• [GIVEN RECORDS]:
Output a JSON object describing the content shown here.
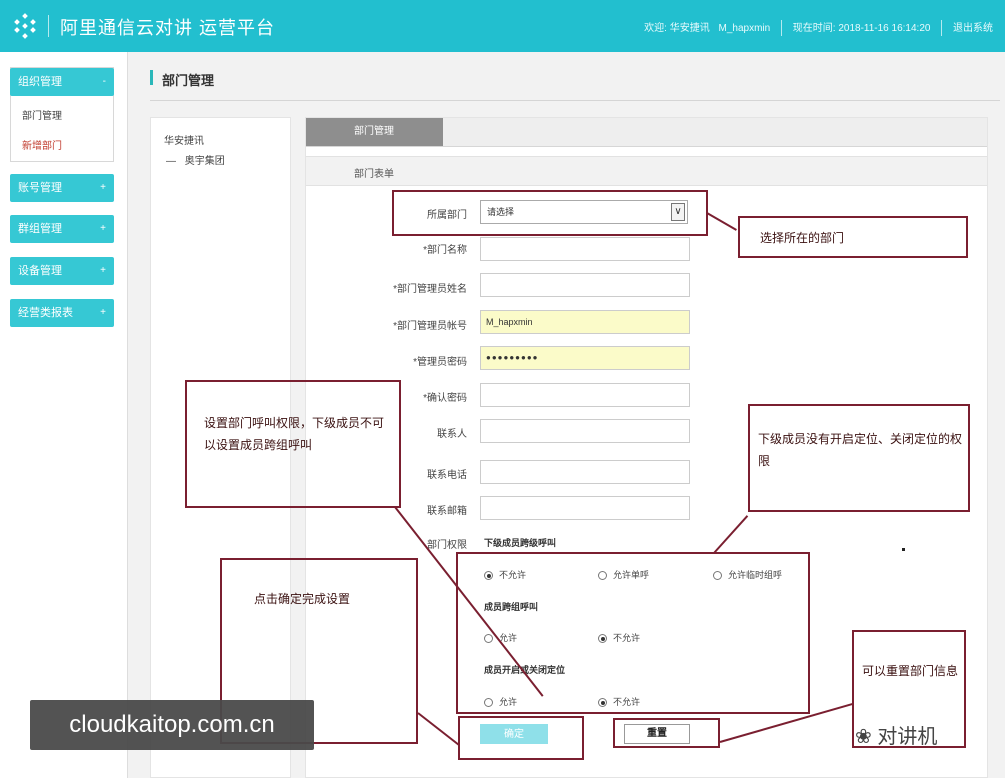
{
  "header": {
    "app_title": "阿里通信云对讲 运营平台",
    "welcome_text": "欢迎: 华安捷讯",
    "username": "M_hapxmin",
    "current_time": "现在时间: 2018-11-16 16:14:20",
    "logout_label": "退出系统"
  },
  "sidebar": {
    "groups": [
      {
        "label": "组织管理",
        "chevron": "-",
        "expanded": true
      },
      {
        "label": "账号管理",
        "chevron": "+"
      },
      {
        "label": "群组管理",
        "chevron": "+"
      },
      {
        "label": "设备管理",
        "chevron": "+"
      },
      {
        "label": "经营类报表",
        "chevron": "+"
      }
    ],
    "submenu": [
      {
        "label": "部门管理",
        "active": false
      },
      {
        "label": "新增部门",
        "active": true
      }
    ]
  },
  "page": {
    "title": "部门管理"
  },
  "tree": {
    "root": "华安捷讯",
    "child_prefix": "—",
    "child": "奥宇集团"
  },
  "tabs": [
    {
      "label": "部门管理"
    }
  ],
  "section": {
    "label": "部门表单"
  },
  "form": {
    "parent_dept_label": "所属部门",
    "parent_dept_value": "请选择",
    "dept_name_label": "*部门名称",
    "admin_name_label": "*部门管理员姓名",
    "admin_account_label": "*部门管理员帐号",
    "admin_account_value": "M_hapxmin",
    "admin_password_label": "*管理员密码",
    "admin_password_value": "●●●●●●●●●",
    "confirm_password_label": "*确认密码",
    "contact_label": "联系人",
    "phone_label": "联系电话",
    "email_label": "联系邮箱",
    "permission_label": "部门权限",
    "perm_groups": [
      {
        "title": "下级成员跨级呼叫",
        "options": [
          {
            "label": "不允许",
            "checked": true
          },
          {
            "label": "允许单呼",
            "checked": false
          },
          {
            "label": "允许临时组呼",
            "checked": false
          }
        ]
      },
      {
        "title": "成员跨组呼叫",
        "options": [
          {
            "label": "允许",
            "checked": false
          },
          {
            "label": "不允许",
            "checked": true
          }
        ]
      },
      {
        "title": "成员开启或关闭定位",
        "options": [
          {
            "label": "允许",
            "checked": false
          },
          {
            "label": "不允许",
            "checked": true
          }
        ]
      }
    ],
    "confirm_button": "确定",
    "reset_button": "重置"
  },
  "annotations": {
    "select_dept": "选择所在的部门",
    "call_permission": "设置部门呼叫权限，下级成员不可以设置成员跨组呼叫",
    "location_permission": "下级成员没有开启定位、关闭定位的权限",
    "click_confirm": "点击确定完成设置",
    "reset_info": "可以重置部门信息"
  },
  "watermark": {
    "text": "cloudkaitop.com.cn",
    "logo_text": "对讲机"
  },
  "colors": {
    "header_bg": "#22bfcf",
    "menu_bg": "#36c8d4",
    "annotation": "#7a1f30"
  }
}
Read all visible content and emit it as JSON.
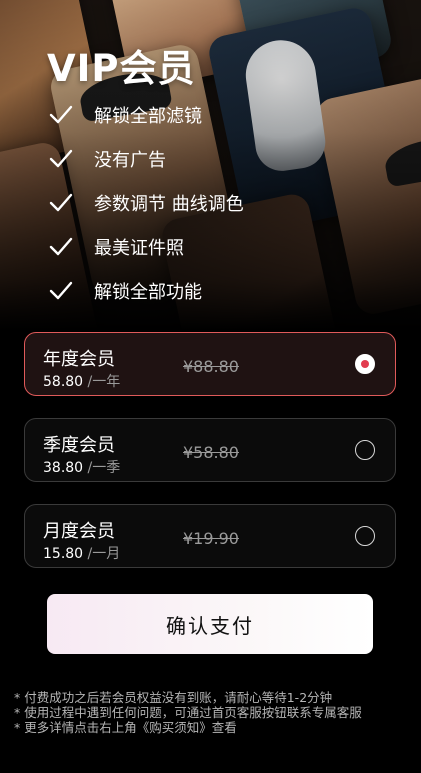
{
  "title": "VIP会员",
  "features": [
    "解锁全部滤镜",
    "没有广告",
    "参数调节 曲线调色",
    "最美证件照",
    "解锁全部功能"
  ],
  "plans": [
    {
      "name": "年度会员",
      "price": "58.80",
      "unit": "/一年",
      "original": "¥88.80",
      "selected": true
    },
    {
      "name": "季度会员",
      "price": "38.80",
      "unit": "/一季",
      "original": "¥58.80",
      "selected": false
    },
    {
      "name": "月度会员",
      "price": "15.80",
      "unit": "/一月",
      "original": "¥19.90",
      "selected": false
    }
  ],
  "confirm_label": "确认支付",
  "notes": [
    "* 付费成功之后若会员权益没有到账，请耐心等待1-2分钟",
    "* 使用过程中遇到任何问题，可通过首页客服按钮联系专属客服",
    "* 更多详情点击右上角《购买须知》查看"
  ],
  "colors": {
    "accent": "#e23b4e",
    "selected_border": "#e05a5a",
    "background": "#000000"
  }
}
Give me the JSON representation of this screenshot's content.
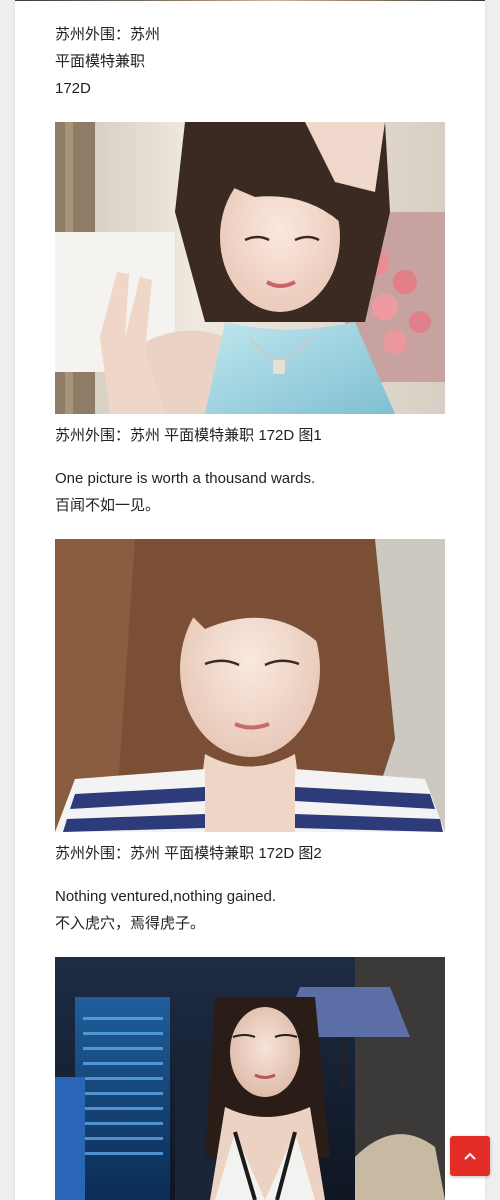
{
  "post": {
    "intro": {
      "line1": "苏州外围：苏州",
      "line2": "平面模特兼职",
      "line3": "172D"
    },
    "captions": [
      "苏州外围：苏州 平面模特兼职 172D 图1",
      "苏州外围：苏州 平面模特兼职 172D 图2"
    ],
    "quote1": {
      "en": "One picture is worth a thousand wards.",
      "zh": "百闻不如一见。"
    },
    "quote2": {
      "en": "Nothing ventured,nothing gained.",
      "zh": "不入虎穴，焉得虎子。"
    }
  },
  "scroll_top": {
    "icon": "chevron-up-icon",
    "color": "#e52d27"
  }
}
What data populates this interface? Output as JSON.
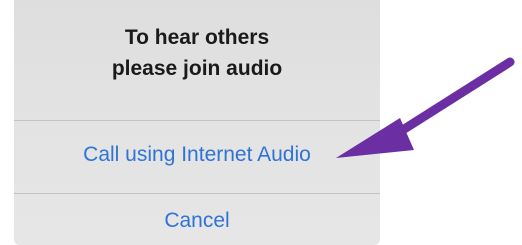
{
  "dialog": {
    "prompt_line1": "To hear others",
    "prompt_line2": "please join audio",
    "call_internet_audio_label": "Call using Internet Audio",
    "cancel_label": "Cancel"
  },
  "colors": {
    "action_blue": "#2f73d6",
    "arrow_purple": "#6b2fa3",
    "sheet_gray": "#e1e1e1"
  },
  "annotation": {
    "icon": "arrow-icon"
  }
}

• [YOUR GOAL]:
Working from the entries above, return all lines that contain "平面模特兼职".

• [RESULT]:
      "line2": "平面模特兼职",
      "苏州外围：苏州 平面模特兼职 172D 图1",
      "苏州外围：苏州 平面模特兼职 172D 图2"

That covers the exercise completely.